#### Directions for this task
Retype all of the listing exactly, passing over any picture you find.

#### Data provided
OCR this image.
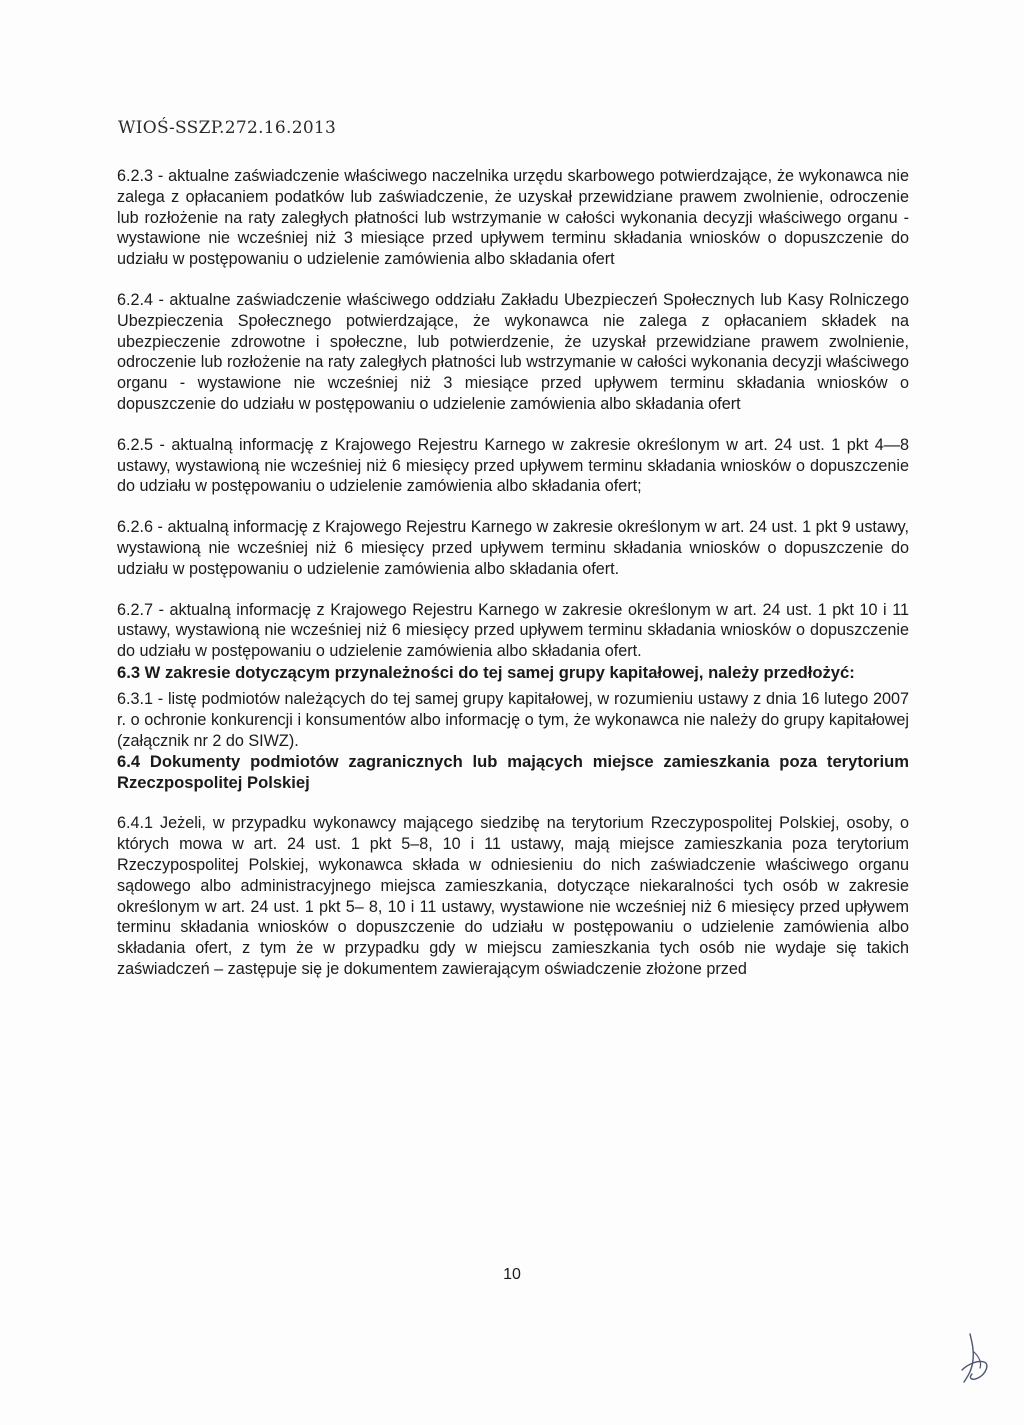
WIOŚ-SSZP.272.16.2013

6.2.3 - aktualne zaświadczenie właściwego naczelnika urzędu skarbowego potwierdzające, że wykonawca nie zalega z opłacaniem podatków lub zaświadczenie, że uzyskał przewidziane prawem zwolnienie, odroczenie lub rozłożenie na raty zaległych płatności lub wstrzymanie w całości wykonania decyzji właściwego organu - wystawione nie wcześniej niż 3 miesiące przed upływem terminu składania wniosków o dopuszczenie do udziału w postępowaniu o udzielenie zamówienia albo składania ofert

6.2.4 - aktualne zaświadczenie właściwego oddziału Zakładu Ubezpieczeń Społecznych lub Kasy Rolniczego Ubezpieczenia Społecznego potwierdzające, że wykonawca nie zalega z opłacaniem składek na ubezpieczenie zdrowotne i społeczne, lub potwierdzenie, że uzyskał przewidziane prawem zwolnienie, odroczenie lub rozłożenie na raty zaległych płatności lub wstrzymanie w całości wykonania decyzji właściwego organu - wystawione nie wcześniej niż 3 miesiące przed upływem terminu składania wniosków o dopuszczenie do udziału w postępowaniu o udzielenie zamówienia albo składania ofert

6.2.5 - aktualną informację z Krajowego Rejestru Karnego w zakresie określonym w art. 24 ust. 1 pkt 4—8 ustawy, wystawioną nie wcześniej niż 6 miesięcy przed upływem terminu składania wniosków o dopuszczenie do udziału w postępowaniu o udzielenie zamówienia albo składania ofert;

6.2.6 - aktualną informację z Krajowego Rejestru Karnego w zakresie określonym w art. 24 ust. 1 pkt 9 ustawy, wystawioną nie wcześniej niż 6 miesięcy przed upływem terminu składania wniosków o dopuszczenie do udziału w postępowaniu o udzielenie zamówienia albo składania ofert.

6.2.7 - aktualną informację z Krajowego Rejestru Karnego w zakresie określonym w art. 24 ust. 1 pkt 10 i 11 ustawy, wystawioną nie wcześniej niż 6 miesięcy przed upływem terminu składania wniosków o dopuszczenie do udziału w postępowaniu o udzielenie zamówienia albo składania ofert.

6.3 W zakresie dotyczącym przynależności do tej samej grupy kapitałowej, należy przedłożyć:

6.3.1 - listę podmiotów należących do tej samej grupy kapitałowej, w rozumieniu ustawy z dnia 16 lutego 2007 r. o ochronie konkurencji i konsumentów albo informację o tym, że wykonawca nie należy do grupy kapitałowej (załącznik nr 2 do SIWZ).

6.4 Dokumenty podmiotów zagranicznych lub mających miejsce zamieszkania poza terytorium Rzeczpospolitej Polskiej

6.4.1 Jeżeli, w przypadku wykonawcy mającego siedzibę na terytorium Rzeczypospolitej Polskiej, osoby, o których mowa w art. 24 ust. 1 pkt 5–8, 10 i 11 ustawy, mają miejsce zamieszkania poza terytorium Rzeczypospolitej Polskiej, wykonawca składa w odniesieniu do nich zaświadczenie właściwego organu sądowego albo administracyjnego miejsca zamieszkania, dotyczące niekaralności tych osób w zakresie określonym w art. 24 ust. 1 pkt 5– 8, 10 i 11 ustawy, wystawione nie wcześniej niż 6 miesięcy przed upływem terminu składania wniosków o dopuszczenie do udziału w postępowaniu o udzielenie zamówienia albo składania ofert, z tym że w przypadku gdy w miejscu zamieszkania tych osób nie wydaje się takich zaświadczeń – zastępuje się je dokumentem zawierającym oświadczenie złożone przed

10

#### Answer for the task
OCR this image.
WIOŚ-SSZP.272.16.2013

6.2.3 - aktualne zaświadczenie właściwego naczelnika urzędu skarbowego potwierdzające, że wykonawca nie zalega z opłacaniem podatków lub zaświadczenie, że uzyskał przewidziane prawem zwolnienie, odroczenie lub rozłożenie na raty zaległych płatności lub wstrzymanie w całości wykonania decyzji właściwego organu - wystawione nie wcześniej niż 3 miesiące przed upływem terminu składania wniosków o dopuszczenie do udziału w postępowaniu o udzielenie zamówienia albo składania ofert

6.2.4 - aktualne zaświadczenie właściwego oddziału Zakładu Ubezpieczeń Społecznych lub Kasy Rolniczego Ubezpieczenia Społecznego potwierdzające, że wykonawca nie zalega z opłacaniem składek na ubezpieczenie zdrowotne i społeczne, lub potwierdzenie, że uzyskał przewidziane prawem zwolnienie, odroczenie lub rozłożenie na raty zaległych płatności lub wstrzymanie w całości wykonania decyzji właściwego organu - wystawione nie wcześniej niż 3 miesiące przed upływem terminu składania wniosków o dopuszczenie do udziału w postępowaniu o udzielenie zamówienia albo składania ofert

6.2.5 - aktualną informację z Krajowego Rejestru Karnego w zakresie określonym w art. 24 ust. 1 pkt 4—8 ustawy, wystawioną nie wcześniej niż 6 miesięcy przed upływem terminu składania wniosków o dopuszczenie do udziału w postępowaniu o udzielenie zamówienia albo składania ofert;

6.2.6 - aktualną informację z Krajowego Rejestru Karnego w zakresie określonym w art. 24 ust. 1 pkt 9 ustawy, wystawioną nie wcześniej niż 6 miesięcy przed upływem terminu składania wniosków o dopuszczenie do udziału w postępowaniu o udzielenie zamówienia albo składania ofert.

6.2.7 - aktualną informację z Krajowego Rejestru Karnego w zakresie określonym w art. 24 ust. 1 pkt 10 i 11 ustawy, wystawioną nie wcześniej niż 6 miesięcy przed upływem terminu składania wniosków o dopuszczenie do udziału w postępowaniu o udzielenie zamówienia albo składania ofert.

6.3 W zakresie dotyczącym przynależności do tej samej grupy kapitałowej, należy przedłożyć:

6.3.1 - listę podmiotów należących do tej samej grupy kapitałowej, w rozumieniu ustawy z dnia 16 lutego 2007 r. o ochronie konkurencji i konsumentów albo informację o tym, że wykonawca nie należy do grupy kapitałowej (załącznik nr 2 do SIWZ).

6.4 Dokumenty podmiotów zagranicznych lub mających miejsce zamieszkania poza terytorium Rzeczpospolitej Polskiej

6.4.1 Jeżeli, w przypadku wykonawcy mającego siedzibę na terytorium Rzeczypospolitej Polskiej, osoby, o których mowa w art. 24 ust. 1 pkt 5–8, 10 i 11 ustawy, mają miejsce zamieszkania poza terytorium Rzeczypospolitej Polskiej, wykonawca składa w odniesieniu do nich zaświadczenie właściwego organu sądowego albo administracyjnego miejsca zamieszkania, dotyczące niekaralności tych osób w zakresie określonym w art. 24 ust. 1 pkt 5– 8, 10 i 11 ustawy, wystawione nie wcześniej niż 6 miesięcy przed upływem terminu składania wniosków o dopuszczenie do udziału w postępowaniu o udzielenie zamówienia albo składania ofert, z tym że w przypadku gdy w miejscu zamieszkania tych osób nie wydaje się takich zaświadczeń – zastępuje się je dokumentem zawierającym oświadczenie złożone przed

10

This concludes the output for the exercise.